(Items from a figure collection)
********************

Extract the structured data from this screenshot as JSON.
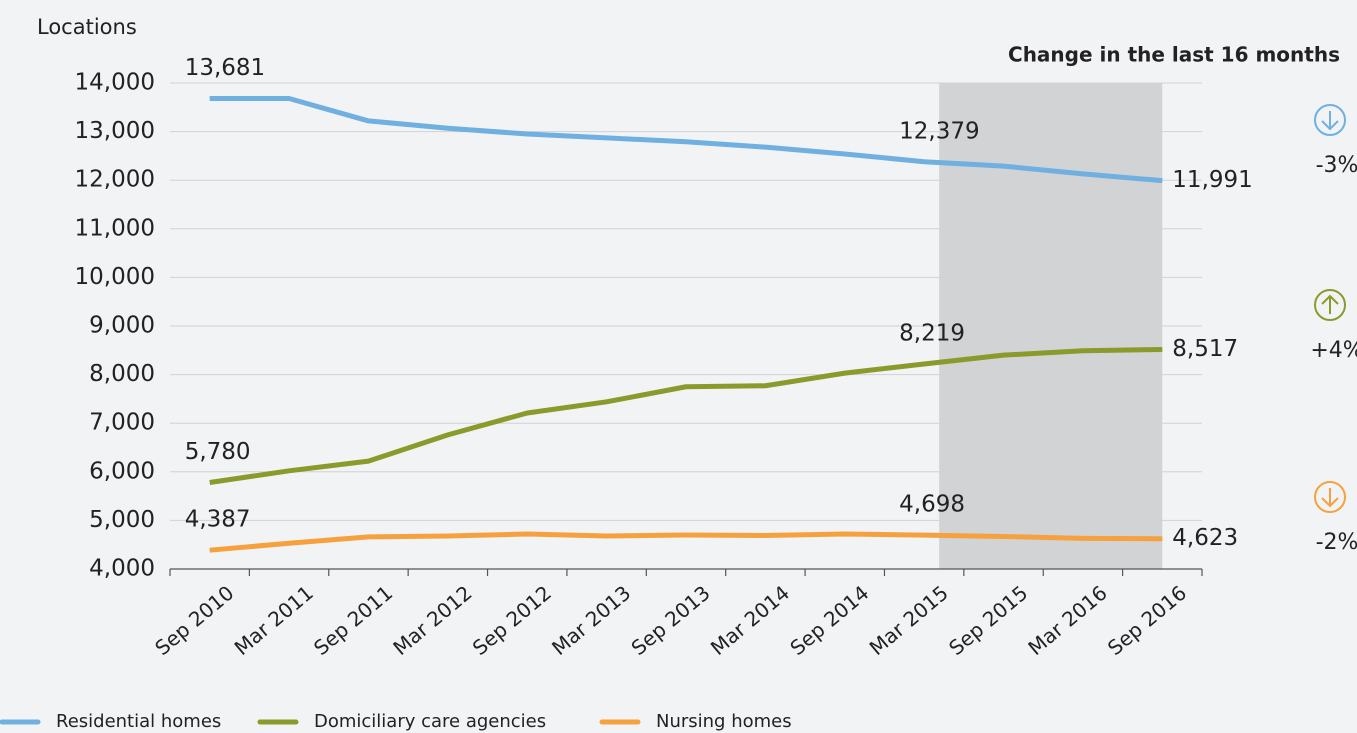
{
  "chart_data": {
    "type": "line",
    "y_label": "Locations",
    "annotation": "Change in the last 16 months",
    "highlight_range": [
      9,
      12
    ],
    "categories": [
      "Sep 2010",
      "Mar 2011",
      "Sep 2011",
      "Mar 2012",
      "Sep 2012",
      "Mar 2013",
      "Sep 2013",
      "Mar 2014",
      "Sep 2014",
      "Mar 2015",
      "Sep 2015",
      "Mar 2016",
      "Sep 2016"
    ],
    "series": [
      {
        "name": "Residential homes",
        "color": "#6fb0e0",
        "values": [
          13681,
          13681,
          13220,
          13070,
          12950,
          12870,
          12790,
          12680,
          12540,
          12379,
          12290,
          12130,
          11991
        ],
        "value_labels": [
          "13,681",
          null,
          null,
          null,
          null,
          null,
          null,
          null,
          null,
          "12,379",
          null,
          null,
          "11,991"
        ],
        "change": "-3%",
        "arrow": "down"
      },
      {
        "name": "Domiciliary care agencies",
        "color": "#8a9a2b",
        "values": [
          5780,
          6020,
          6220,
          6760,
          7210,
          7440,
          7750,
          7770,
          8030,
          8219,
          8400,
          8490,
          8517
        ],
        "value_labels": [
          "5,780",
          null,
          null,
          null,
          null,
          null,
          null,
          null,
          null,
          "8,219",
          null,
          null,
          "8,517"
        ],
        "change": "+4%",
        "arrow": "up"
      },
      {
        "name": "Nursing homes",
        "color": "#f7a13e",
        "values": [
          4387,
          4530,
          4660,
          4680,
          4720,
          4680,
          4700,
          4690,
          4720,
          4698,
          4670,
          4630,
          4623
        ],
        "value_labels": [
          "4,387",
          null,
          null,
          null,
          null,
          null,
          null,
          null,
          null,
          "4,698",
          null,
          null,
          "4,623"
        ],
        "change": "-2%",
        "arrow": "down"
      }
    ],
    "ylim": [
      4000,
      14000
    ],
    "yticks": [
      {
        "value": 4000,
        "label": "4,000"
      },
      {
        "value": 5000,
        "label": "5,000"
      },
      {
        "value": 6000,
        "label": "6,000"
      },
      {
        "value": 7000,
        "label": "7,000"
      },
      {
        "value": 8000,
        "label": "8,000"
      },
      {
        "value": 9000,
        "label": "9,000"
      },
      {
        "value": 10000,
        "label": "10,000"
      },
      {
        "value": 11000,
        "label": "11,000"
      },
      {
        "value": 12000,
        "label": "12,000"
      },
      {
        "value": 13000,
        "label": "13,000"
      },
      {
        "value": 14000,
        "label": "14,000"
      }
    ],
    "grid": true
  }
}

********************

## Objective
Say how many lines of the data include the word "name". Nothing other than the number should be given.

## Output of the exercise
3